Your task:
Set down the lines from the one containing "Patent image size: (1180, 791)." through the one containing "The blade tip area 9 is at (1124, 75).", reproducing them exactly as they appear in the listing.

Material provided:
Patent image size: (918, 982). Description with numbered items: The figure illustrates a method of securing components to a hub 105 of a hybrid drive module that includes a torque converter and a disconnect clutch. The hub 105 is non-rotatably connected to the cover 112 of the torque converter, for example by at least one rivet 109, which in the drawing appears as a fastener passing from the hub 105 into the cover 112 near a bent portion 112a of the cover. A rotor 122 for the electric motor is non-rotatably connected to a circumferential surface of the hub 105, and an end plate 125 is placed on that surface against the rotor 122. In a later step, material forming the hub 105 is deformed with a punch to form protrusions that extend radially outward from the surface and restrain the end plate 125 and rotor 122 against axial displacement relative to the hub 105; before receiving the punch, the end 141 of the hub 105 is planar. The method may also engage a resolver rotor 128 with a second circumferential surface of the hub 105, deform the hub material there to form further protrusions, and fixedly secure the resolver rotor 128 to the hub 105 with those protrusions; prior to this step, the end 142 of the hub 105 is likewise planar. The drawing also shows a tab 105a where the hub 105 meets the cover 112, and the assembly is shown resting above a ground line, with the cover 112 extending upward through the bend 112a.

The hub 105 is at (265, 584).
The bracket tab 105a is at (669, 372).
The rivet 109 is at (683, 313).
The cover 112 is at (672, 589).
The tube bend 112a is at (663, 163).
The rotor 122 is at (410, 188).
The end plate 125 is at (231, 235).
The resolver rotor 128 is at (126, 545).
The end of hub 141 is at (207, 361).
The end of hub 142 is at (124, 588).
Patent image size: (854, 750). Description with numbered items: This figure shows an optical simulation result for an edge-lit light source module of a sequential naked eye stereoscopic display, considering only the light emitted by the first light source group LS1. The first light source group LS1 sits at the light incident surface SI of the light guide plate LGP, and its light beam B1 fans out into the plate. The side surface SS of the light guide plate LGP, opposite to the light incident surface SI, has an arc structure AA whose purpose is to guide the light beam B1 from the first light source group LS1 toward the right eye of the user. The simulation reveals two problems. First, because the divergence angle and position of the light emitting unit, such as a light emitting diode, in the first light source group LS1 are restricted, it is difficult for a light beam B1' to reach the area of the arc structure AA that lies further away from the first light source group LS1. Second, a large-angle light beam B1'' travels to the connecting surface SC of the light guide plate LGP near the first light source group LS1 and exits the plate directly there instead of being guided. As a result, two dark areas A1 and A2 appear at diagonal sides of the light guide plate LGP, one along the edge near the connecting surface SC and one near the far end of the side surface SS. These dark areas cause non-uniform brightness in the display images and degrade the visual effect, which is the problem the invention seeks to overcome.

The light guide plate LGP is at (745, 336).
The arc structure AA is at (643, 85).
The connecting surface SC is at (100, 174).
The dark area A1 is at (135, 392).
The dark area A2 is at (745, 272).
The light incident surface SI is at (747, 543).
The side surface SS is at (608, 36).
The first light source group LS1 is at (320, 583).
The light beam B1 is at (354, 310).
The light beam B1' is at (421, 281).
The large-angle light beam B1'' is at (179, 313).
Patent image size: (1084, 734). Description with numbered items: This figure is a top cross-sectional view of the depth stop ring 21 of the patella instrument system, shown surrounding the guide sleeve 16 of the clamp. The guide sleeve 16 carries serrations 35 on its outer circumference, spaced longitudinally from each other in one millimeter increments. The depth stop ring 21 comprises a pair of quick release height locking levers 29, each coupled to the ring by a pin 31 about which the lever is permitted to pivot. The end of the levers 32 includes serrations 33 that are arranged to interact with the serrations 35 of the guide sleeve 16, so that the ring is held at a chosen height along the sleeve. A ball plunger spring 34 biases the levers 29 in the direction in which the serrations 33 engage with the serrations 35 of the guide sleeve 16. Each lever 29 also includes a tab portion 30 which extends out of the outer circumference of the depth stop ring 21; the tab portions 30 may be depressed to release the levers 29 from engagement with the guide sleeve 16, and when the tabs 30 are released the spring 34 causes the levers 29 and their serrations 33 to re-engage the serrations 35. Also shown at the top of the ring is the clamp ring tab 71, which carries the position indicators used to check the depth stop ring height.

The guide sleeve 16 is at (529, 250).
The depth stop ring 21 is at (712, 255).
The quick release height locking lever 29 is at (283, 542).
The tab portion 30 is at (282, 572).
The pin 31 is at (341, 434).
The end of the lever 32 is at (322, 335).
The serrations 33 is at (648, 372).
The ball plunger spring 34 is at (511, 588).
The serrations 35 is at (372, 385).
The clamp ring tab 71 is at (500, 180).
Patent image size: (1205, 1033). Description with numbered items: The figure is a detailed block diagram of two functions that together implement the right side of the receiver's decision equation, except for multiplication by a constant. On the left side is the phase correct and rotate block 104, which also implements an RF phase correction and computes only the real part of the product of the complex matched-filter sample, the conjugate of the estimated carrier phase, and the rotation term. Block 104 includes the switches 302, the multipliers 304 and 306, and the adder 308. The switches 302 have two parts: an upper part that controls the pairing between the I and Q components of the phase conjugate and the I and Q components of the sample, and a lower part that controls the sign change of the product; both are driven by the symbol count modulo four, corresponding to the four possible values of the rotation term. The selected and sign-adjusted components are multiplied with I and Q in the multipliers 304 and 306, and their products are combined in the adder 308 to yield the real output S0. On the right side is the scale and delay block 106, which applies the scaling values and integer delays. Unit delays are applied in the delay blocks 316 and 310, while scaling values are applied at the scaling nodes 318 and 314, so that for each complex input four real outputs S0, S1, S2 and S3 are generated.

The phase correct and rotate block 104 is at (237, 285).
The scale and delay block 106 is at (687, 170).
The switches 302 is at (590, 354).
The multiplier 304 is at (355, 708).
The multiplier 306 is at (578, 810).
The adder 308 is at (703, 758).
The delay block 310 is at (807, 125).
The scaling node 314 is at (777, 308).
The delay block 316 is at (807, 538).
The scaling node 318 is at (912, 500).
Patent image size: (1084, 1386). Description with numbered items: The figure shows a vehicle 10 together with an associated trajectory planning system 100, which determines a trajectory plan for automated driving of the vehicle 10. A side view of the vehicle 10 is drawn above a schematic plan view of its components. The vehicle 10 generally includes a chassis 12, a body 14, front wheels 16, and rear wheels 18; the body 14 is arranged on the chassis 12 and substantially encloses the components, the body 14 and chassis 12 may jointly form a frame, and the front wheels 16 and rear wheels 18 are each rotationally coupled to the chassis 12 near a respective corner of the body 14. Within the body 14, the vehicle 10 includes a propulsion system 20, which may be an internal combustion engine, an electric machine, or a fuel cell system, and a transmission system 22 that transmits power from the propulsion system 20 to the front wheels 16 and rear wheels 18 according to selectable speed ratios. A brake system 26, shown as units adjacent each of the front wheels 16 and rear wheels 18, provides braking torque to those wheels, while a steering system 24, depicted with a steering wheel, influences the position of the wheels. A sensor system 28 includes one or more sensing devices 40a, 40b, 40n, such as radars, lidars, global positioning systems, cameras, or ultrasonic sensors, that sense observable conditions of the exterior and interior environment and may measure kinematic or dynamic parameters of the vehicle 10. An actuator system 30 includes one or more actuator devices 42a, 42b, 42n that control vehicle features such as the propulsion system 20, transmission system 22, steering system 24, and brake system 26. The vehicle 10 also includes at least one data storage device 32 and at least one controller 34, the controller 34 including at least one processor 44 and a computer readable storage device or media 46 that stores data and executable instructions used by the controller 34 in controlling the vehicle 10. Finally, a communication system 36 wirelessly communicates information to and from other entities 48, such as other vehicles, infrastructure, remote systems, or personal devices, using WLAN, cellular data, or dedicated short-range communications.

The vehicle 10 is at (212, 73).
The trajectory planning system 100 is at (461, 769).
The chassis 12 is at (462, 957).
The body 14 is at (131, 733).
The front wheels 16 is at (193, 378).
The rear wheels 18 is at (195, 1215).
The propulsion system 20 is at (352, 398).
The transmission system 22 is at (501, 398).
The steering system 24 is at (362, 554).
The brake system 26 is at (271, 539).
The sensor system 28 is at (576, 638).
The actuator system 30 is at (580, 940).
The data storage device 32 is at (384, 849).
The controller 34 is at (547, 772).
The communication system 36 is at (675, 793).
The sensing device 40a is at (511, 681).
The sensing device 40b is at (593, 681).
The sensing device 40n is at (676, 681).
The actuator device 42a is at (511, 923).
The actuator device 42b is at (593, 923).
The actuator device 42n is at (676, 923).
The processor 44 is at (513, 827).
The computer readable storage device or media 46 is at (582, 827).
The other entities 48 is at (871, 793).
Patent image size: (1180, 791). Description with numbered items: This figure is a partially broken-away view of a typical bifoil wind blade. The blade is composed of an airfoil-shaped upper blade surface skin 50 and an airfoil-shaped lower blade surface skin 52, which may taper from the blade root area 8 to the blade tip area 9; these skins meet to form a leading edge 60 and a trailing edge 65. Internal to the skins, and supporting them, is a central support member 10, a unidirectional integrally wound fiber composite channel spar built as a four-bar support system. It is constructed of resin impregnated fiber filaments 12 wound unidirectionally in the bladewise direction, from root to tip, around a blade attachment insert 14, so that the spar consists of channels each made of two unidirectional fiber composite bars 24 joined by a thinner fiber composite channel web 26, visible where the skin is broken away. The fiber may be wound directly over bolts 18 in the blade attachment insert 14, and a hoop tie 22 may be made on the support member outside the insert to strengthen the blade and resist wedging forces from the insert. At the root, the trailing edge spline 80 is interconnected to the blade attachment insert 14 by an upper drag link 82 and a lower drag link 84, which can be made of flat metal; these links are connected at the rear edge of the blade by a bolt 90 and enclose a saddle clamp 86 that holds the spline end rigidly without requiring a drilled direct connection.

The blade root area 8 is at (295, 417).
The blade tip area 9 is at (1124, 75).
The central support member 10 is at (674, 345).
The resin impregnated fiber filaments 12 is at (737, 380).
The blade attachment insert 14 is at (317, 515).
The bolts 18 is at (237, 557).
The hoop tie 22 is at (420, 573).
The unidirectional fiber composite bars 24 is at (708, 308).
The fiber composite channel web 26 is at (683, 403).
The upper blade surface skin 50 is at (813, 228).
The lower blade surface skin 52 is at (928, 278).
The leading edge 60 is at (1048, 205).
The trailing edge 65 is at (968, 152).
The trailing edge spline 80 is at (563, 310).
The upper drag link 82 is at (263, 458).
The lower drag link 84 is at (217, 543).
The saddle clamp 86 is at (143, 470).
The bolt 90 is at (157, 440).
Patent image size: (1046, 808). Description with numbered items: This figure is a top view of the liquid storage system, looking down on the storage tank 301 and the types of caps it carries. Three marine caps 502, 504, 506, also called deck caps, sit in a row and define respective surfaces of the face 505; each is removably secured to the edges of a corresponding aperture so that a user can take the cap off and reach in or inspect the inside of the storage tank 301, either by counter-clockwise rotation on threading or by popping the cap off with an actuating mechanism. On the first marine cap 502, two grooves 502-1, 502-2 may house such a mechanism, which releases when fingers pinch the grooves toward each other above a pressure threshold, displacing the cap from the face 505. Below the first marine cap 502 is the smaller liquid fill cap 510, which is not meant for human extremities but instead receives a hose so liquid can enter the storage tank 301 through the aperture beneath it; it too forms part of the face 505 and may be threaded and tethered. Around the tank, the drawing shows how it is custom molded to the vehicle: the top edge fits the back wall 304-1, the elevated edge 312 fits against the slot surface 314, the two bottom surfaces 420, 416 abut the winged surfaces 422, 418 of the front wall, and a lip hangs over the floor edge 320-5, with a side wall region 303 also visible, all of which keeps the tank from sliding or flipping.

Correct result:
Patent image size: (1180, 791). Description with numbered items: This figure is a partially broken-away view of a typical bifoil wind blade. The blade is composed of an airfoil-shaped upper blade surface skin 50 and an airfoil-shaped lower blade surface skin 52, which may taper from the blade root area 8 to the blade tip area 9; these skins meet to form a leading edge 60 and a trailing edge 65. Internal to the skins, and supporting them, is a central support member 10, a unidirectional integrally wound fiber composite channel spar built as a four-bar support system. It is constructed of resin impregnated fiber filaments 12 wound unidirectionally in the bladewise direction, from root to tip, around a blade attachment insert 14, so that the spar consists of channels each made of two unidirectional fiber composite bars 24 joined by a thinner fiber composite channel web 26, visible where the skin is broken away. The fiber may be wound directly over bolts 18 in the blade attachment insert 14, and a hoop tie 22 may be made on the support member outside the insert to strengthen the blade and resist wedging forces from the insert. At the root, the trailing edge spline 80 is interconnected to the blade attachment insert 14 by an upper drag link 82 and a lower drag link 84, which can be made of flat metal; these links are connected at the rear edge of the blade by a bolt 90 and enclose a saddle clamp 86 that holds the spline end rigidly without requiring a drilled direct connection.

The blade root area 8 is at (295, 417).
The blade tip area 9 is at (1124, 75).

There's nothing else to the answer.